### Job
Print each line of the listing once more, precisely as given.

____________

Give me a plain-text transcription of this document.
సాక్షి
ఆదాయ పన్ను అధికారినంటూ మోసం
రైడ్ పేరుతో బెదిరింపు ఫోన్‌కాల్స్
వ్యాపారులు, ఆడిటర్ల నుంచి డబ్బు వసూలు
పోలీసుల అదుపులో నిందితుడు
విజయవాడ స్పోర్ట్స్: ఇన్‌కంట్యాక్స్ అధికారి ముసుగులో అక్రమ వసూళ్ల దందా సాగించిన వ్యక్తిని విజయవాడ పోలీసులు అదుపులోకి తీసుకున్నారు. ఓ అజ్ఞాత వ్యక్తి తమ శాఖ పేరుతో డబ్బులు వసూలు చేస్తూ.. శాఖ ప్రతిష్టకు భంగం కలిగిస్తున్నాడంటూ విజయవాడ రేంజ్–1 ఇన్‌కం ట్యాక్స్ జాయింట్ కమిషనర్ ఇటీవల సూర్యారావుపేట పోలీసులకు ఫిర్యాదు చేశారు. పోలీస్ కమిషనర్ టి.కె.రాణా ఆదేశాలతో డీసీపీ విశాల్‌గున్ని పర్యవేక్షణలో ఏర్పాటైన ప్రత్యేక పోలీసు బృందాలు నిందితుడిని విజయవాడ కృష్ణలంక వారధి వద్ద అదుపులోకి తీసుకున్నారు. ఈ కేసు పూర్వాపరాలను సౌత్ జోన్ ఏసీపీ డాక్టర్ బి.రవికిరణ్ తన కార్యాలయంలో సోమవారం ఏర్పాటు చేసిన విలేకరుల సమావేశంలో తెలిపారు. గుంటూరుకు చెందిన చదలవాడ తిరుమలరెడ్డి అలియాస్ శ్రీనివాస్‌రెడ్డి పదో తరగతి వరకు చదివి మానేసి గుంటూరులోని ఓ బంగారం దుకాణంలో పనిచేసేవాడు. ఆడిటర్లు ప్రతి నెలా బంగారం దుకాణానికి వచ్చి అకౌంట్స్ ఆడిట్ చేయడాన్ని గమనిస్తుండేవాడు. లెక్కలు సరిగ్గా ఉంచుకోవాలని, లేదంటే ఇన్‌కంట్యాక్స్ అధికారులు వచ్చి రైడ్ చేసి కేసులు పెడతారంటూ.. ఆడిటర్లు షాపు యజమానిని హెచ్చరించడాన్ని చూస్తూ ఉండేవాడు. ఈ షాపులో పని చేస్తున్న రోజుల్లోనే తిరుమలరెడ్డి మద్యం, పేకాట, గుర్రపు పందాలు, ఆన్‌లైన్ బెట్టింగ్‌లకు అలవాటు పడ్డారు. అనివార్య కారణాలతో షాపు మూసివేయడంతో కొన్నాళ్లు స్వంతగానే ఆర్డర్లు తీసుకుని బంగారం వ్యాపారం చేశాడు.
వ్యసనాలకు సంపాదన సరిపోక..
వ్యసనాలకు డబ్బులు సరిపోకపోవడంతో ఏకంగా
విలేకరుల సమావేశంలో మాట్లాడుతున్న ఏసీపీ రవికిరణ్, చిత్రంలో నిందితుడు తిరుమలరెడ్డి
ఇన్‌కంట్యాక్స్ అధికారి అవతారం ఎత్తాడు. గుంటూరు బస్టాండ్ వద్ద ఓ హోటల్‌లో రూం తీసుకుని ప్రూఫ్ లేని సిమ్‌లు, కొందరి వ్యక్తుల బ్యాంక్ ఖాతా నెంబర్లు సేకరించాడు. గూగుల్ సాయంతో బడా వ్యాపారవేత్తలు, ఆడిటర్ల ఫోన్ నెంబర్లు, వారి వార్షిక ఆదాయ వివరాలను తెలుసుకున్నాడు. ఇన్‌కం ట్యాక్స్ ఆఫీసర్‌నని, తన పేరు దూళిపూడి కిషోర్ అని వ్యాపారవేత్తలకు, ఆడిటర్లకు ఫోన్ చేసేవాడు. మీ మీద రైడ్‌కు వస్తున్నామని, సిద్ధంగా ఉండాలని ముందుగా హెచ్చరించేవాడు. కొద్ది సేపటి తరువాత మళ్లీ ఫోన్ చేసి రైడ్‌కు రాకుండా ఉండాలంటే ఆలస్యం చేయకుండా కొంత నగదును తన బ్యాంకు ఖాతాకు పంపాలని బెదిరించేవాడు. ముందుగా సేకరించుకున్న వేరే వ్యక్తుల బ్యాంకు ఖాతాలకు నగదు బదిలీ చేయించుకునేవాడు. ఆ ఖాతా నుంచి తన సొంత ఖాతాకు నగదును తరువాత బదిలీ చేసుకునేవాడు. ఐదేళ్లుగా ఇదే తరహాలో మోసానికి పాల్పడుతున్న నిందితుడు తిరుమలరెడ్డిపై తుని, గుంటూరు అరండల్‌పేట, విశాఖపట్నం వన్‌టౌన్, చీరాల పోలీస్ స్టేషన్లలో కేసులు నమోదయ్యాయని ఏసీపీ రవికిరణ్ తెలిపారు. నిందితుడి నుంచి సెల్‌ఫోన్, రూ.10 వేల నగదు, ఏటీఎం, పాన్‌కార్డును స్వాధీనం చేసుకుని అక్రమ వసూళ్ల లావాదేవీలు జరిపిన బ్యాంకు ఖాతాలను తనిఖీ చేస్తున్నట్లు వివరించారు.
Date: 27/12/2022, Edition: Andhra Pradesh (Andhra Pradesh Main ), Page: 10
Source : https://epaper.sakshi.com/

____________

### Complete response
Give me a plain-text transcription of this document.
సాక్షి
ఆదాయ పన్ను అధికారినంటూ మోసం
రైడ్ పేరుతో బెదిరింపు ఫోన్‌కాల్స్
వ్యాపారులు, ఆడిటర్ల నుంచి డబ్బు వసూలు
పోలీసుల అదుపులో నిందితుడు
విజయవాడ స్పోర్ట్స్: ఇన్‌కంట్యాక్స్ అధికారి ముసుగులో అక్రమ వసూళ్ల దందా సాగించిన వ్యక్తిని విజయవాడ పోలీసులు అదుపులోకి తీసుకున్నారు. ఓ అజ్ఞాత వ్యక్తి తమ శాఖ పేరుతో డబ్బులు వసూలు చేస్తూ.. శాఖ ప్రతిష్టకు భంగం కలిగిస్తున్నాడంటూ విజయవాడ రేంజ్–1 ఇన్‌కం ట్యాక్స్ జాయింట్ కమిషనర్ ఇటీవల సూర్యారావుపేట పోలీసులకు ఫిర్యాదు చేశారు. పోలీస్ కమిషనర్ టి.కె.రాణా ఆదేశాలతో డీసీపీ విశాల్‌గున్ని పర్యవేక్షణలో ఏర్పాటైన ప్రత్యేక పోలీసు బృందాలు నిందితుడిని విజయవాడ కృష్ణలంక వారధి వద్ద అదుపులోకి తీసుకున్నారు. ఈ కేసు పూర్వాపరాలను సౌత్ జోన్ ఏసీపీ డాక్టర్ బి.రవికిరణ్ తన కార్యాలయంలో సోమవారం ఏర్పాటు చేసిన విలేకరుల సమావేశంలో తెలిపారు. గుంటూరుకు చెందిన చదలవాడ తిరుమలరెడ్డి అలియాస్ శ్రీనివాస్‌రెడ్డి పదో తరగతి వరకు చదివి మానేసి గుంటూరులోని ఓ బంగారం దుకాణంలో పనిచేసేవాడు. ఆడిటర్లు ప్రతి నెలా బంగారం దుకాణానికి వచ్చి అకౌంట్స్ ఆడిట్ చేయడాన్ని గమనిస్తుండేవాడు. లెక్కలు సరిగ్గా ఉంచుకోవాలని, లేదంటే ఇన్‌కంట్యాక్స్ అధికారులు వచ్చి రైడ్ చేసి కేసులు పెడతారంటూ.. ఆడిటర్లు షాపు యజమానిని హెచ్చరించడాన్ని చూస్తూ ఉండేవాడు. ఈ షాపులో పని చేస్తున్న రోజుల్లోనే తిరుమలరెడ్డి మద్యం, పేకాట, గుర్రపు పందాలు, ఆన్‌లైన్ బెట్టింగ్‌లకు అలవాటు పడ్డారు. అనివార్య కారణాలతో షాపు మూసివేయడంతో కొన్నాళ్లు స్వంతగానే ఆర్డర్లు తీసుకుని బంగారం వ్యాపారం చేశాడు.
వ్యసనాలకు సంపాదన సరిపోక..
వ్యసనాలకు డబ్బులు సరిపోకపోవడంతో ఏకంగా
విలేకరుల సమావేశంలో మాట్లాడుతున్న ఏసీపీ రవికిరణ్, చిత్రంలో నిందితుడు తిరుమలరెడ్డి
ఇన్‌కంట్యాక్స్ అధికారి అవతారం ఎత్తాడు. గుంటూరు బస్టాండ్ వద్ద ఓ హోటల్‌లో రూం తీసుకుని ప్రూఫ్ లేని సిమ్‌లు, కొందరి వ్యక్తుల బ్యాంక్ ఖాతా నెంబర్లు సేకరించాడు. గూగుల్ సాయంతో బడా వ్యాపారవేత్తలు, ఆడిటర్ల ఫోన్ నెంబర్లు, వారి వార్షిక ఆదాయ వివరాలను తెలుసుకున్నాడు. ఇన్‌కం ట్యాక్స్ ఆఫీసర్‌నని, తన పేరు దూళిపూడి కిషోర్ అని వ్యాపారవేత్తలకు, ఆడిటర్లకు ఫోన్ చేసేవాడు. మీ మీద రైడ్‌కు వస్తున్నామని, సిద్ధంగా ఉండాలని ముందుగా హెచ్చరించేవాడు. కొద్ది సేపటి తరువాత మళ్లీ ఫోన్ చేసి రైడ్‌కు రాకుండా ఉండాలంటే ఆలస్యం చేయకుండా కొంత నగదును తన బ్యాంకు ఖాతాకు పంపాలని బెదిరించేవాడు. ముందుగా సేకరించుకున్న వేరే వ్యక్తుల బ్యాంకు ఖాతాలకు నగదు బదిలీ చేయించుకునేవాడు. ఆ ఖాతా నుంచి తన సొంత ఖాతాకు నగదును తరువాత బదిలీ చేసుకునేవాడు. ఐదేళ్లుగా ఇదే తరహాలో మోసానికి పాల్పడుతున్న నిందితుడు తిరుమలరెడ్డిపై తుని, గుంటూరు అరండల్‌పేట, విశాఖపట్నం వన్‌టౌన్, చీరాల పోలీస్ స్టేషన్లలో కేసులు నమోదయ్యాయని ఏసీపీ రవికిరణ్ తెలిపారు. నిందితుడి నుంచి సెల్‌ఫోన్, రూ.10 వేల నగదు, ఏటీఎం, పాన్‌కార్డును స్వాధీనం చేసుకుని అక్రమ వసూళ్ల లావాదేవీలు జరిపిన బ్యాంకు ఖాతాలను తనిఖీ చేస్తున్నట్లు వివరించారు.
Date: 27/12/2022, Edition: Andhra Pradesh (Andhra Pradesh Main ), Page: 10
Source : https://epaper.sakshi.com/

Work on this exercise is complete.